#### [WHAT TO WORK ON]
Find the lines with "odpowiedzi" in them and copy them out.
━━━━━━━━━━
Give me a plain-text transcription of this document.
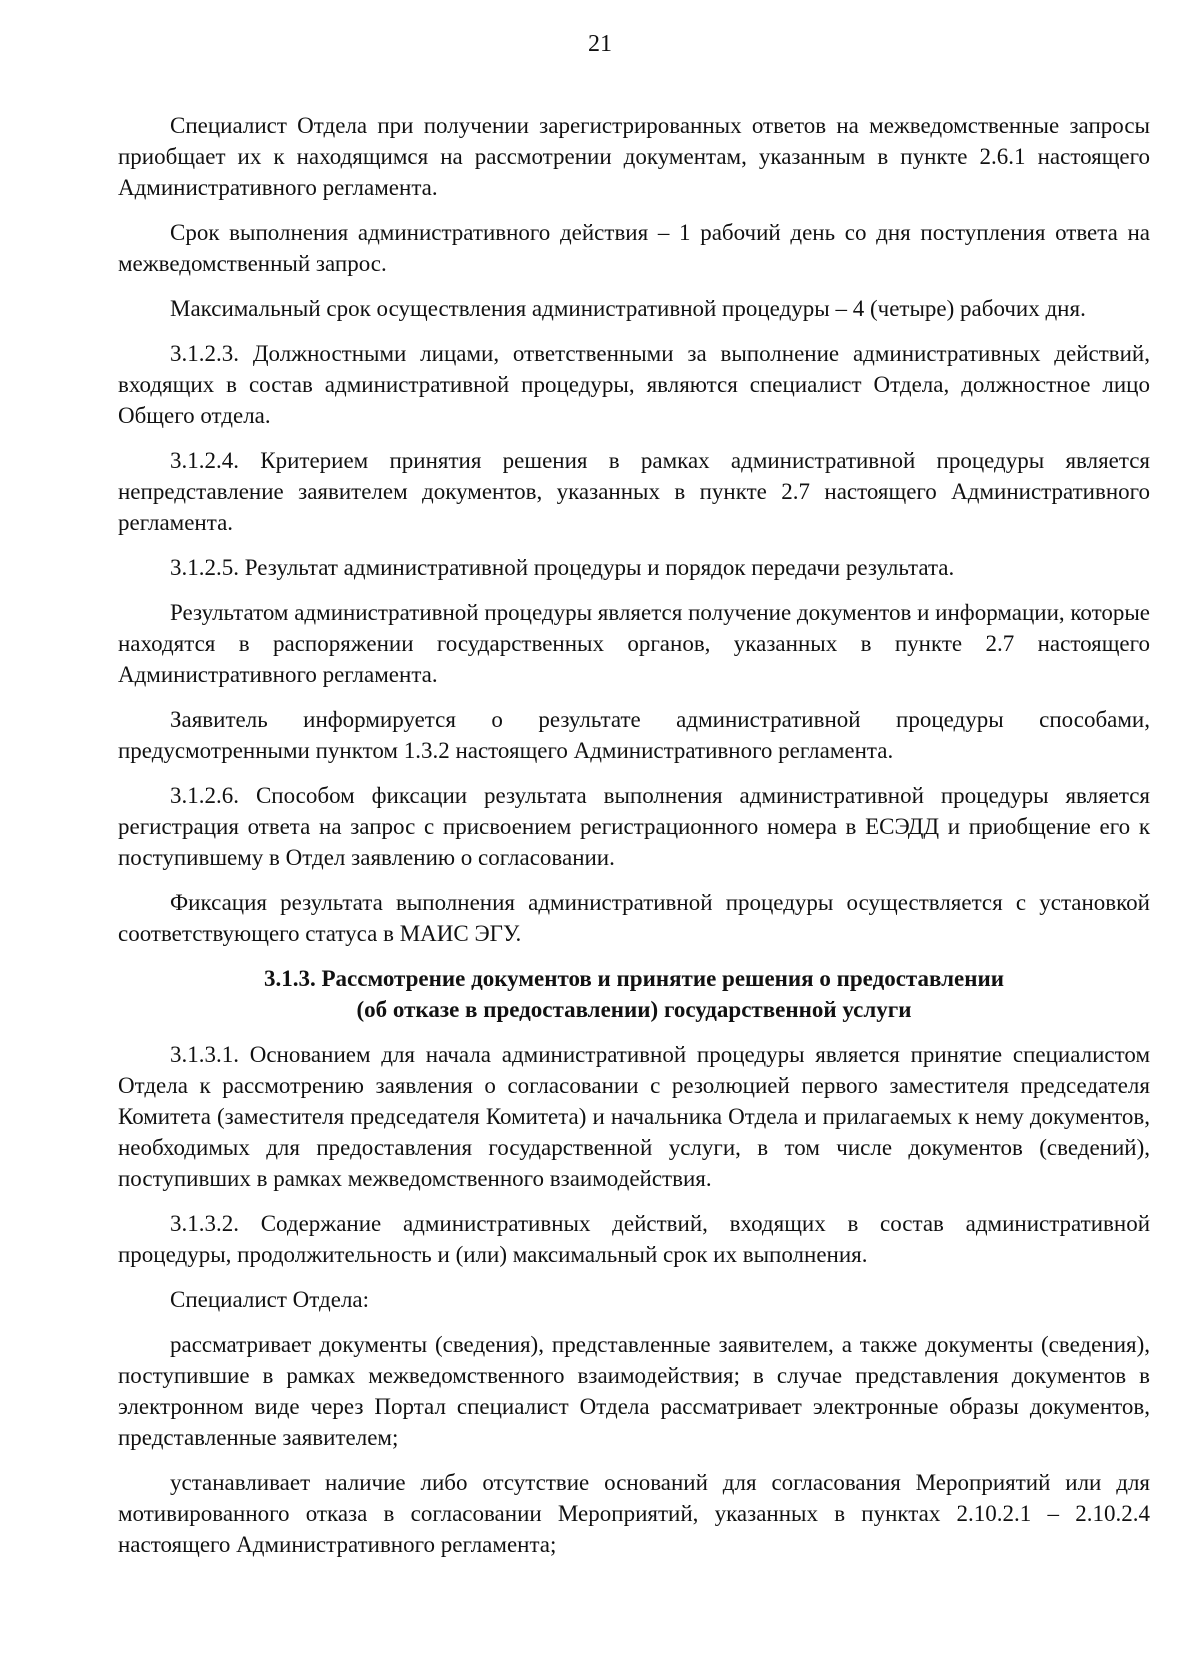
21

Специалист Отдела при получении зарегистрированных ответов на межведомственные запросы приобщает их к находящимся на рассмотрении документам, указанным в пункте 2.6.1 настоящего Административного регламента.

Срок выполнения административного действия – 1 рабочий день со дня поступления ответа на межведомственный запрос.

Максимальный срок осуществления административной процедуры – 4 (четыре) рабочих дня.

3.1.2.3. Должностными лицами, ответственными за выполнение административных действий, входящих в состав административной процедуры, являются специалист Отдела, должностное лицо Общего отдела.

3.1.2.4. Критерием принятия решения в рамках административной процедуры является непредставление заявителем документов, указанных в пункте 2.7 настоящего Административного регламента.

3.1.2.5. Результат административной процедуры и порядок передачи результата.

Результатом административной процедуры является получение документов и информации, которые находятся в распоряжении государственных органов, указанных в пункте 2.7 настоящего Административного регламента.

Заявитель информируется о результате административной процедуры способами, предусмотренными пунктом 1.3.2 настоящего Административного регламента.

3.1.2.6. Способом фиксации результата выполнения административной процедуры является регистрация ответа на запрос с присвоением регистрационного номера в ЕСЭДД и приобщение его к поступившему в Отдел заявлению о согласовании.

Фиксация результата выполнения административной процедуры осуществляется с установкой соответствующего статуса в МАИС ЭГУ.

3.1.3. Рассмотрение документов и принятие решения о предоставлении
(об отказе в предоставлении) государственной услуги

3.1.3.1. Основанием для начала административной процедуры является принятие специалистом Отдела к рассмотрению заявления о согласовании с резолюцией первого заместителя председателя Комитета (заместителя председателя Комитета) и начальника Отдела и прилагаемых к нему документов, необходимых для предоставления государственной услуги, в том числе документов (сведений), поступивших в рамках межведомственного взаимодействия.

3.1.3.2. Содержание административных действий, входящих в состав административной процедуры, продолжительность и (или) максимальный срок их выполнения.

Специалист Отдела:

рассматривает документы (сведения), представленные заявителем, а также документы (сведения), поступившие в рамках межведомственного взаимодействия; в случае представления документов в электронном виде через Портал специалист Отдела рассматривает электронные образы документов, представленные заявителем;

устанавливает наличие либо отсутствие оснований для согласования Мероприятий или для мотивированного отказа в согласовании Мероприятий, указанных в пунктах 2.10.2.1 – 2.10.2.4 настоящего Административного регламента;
━━━━━━━━━━
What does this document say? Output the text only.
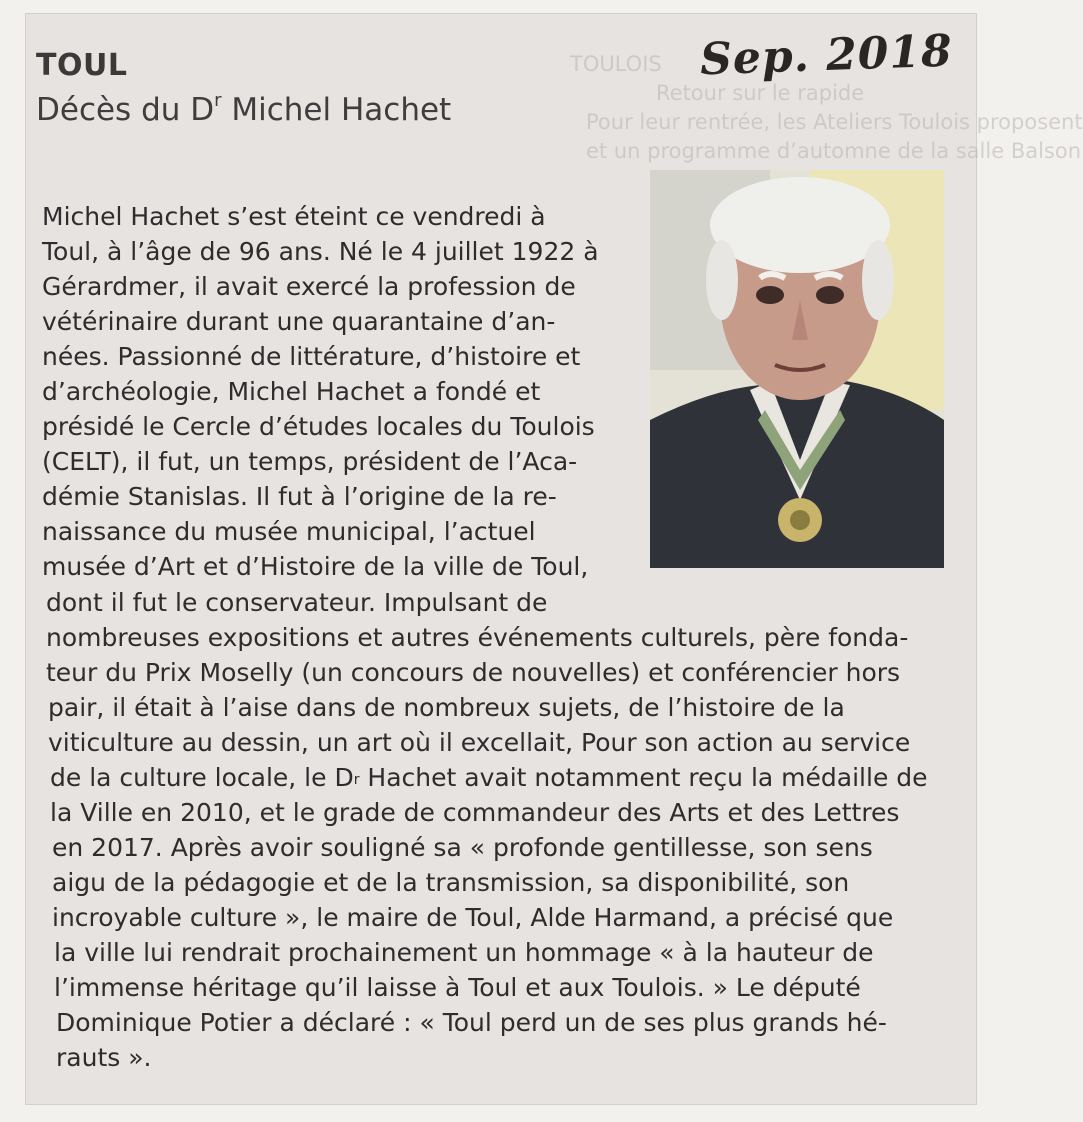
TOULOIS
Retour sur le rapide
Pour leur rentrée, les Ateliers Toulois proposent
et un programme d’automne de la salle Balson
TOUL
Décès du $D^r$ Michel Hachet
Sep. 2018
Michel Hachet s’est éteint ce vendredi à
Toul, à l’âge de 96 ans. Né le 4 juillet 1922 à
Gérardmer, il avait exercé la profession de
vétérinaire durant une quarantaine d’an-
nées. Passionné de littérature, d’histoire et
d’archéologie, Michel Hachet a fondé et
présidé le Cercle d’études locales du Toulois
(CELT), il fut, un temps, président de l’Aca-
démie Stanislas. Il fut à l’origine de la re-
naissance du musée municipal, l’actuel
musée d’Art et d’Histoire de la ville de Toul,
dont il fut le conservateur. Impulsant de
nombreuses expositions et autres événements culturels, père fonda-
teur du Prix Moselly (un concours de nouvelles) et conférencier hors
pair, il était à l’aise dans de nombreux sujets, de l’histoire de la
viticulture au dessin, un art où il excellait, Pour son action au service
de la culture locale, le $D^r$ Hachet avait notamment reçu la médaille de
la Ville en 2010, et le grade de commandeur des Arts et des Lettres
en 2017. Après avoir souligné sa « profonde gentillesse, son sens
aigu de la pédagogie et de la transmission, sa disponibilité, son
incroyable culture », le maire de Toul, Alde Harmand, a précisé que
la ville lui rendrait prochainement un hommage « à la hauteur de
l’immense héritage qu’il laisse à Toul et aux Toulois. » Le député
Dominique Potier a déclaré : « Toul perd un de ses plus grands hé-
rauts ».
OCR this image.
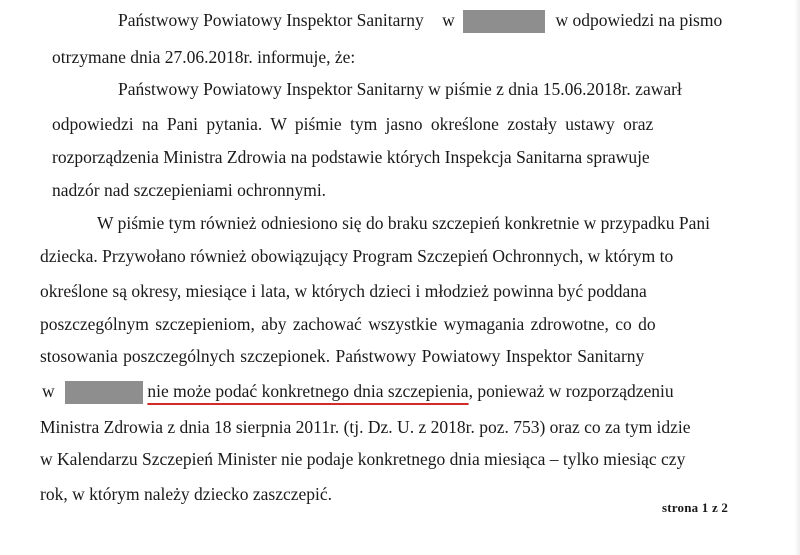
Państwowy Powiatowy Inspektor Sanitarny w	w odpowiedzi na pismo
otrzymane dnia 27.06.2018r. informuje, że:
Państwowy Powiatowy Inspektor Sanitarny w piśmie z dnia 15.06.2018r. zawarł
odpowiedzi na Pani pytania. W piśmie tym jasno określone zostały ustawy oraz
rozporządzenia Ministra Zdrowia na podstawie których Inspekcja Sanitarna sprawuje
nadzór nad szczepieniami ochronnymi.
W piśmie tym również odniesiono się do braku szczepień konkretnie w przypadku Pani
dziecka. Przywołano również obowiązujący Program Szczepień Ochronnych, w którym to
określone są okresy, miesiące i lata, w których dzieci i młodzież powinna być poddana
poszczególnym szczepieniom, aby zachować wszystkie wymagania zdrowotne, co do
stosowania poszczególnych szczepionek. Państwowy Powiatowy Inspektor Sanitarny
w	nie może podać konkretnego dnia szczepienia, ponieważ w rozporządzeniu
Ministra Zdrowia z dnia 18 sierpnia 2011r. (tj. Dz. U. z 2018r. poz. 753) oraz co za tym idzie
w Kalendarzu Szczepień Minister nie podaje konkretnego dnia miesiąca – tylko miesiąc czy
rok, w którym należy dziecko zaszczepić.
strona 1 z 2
━━━━━━━━━━
#### [TASK SOLUTION]
Państwowy Powiatowy Inspektor Sanitarny w	w odpowiedzi na pismo
odpowiedzi na Pani pytania. W piśmie tym jasno określone zostały ustawy oraz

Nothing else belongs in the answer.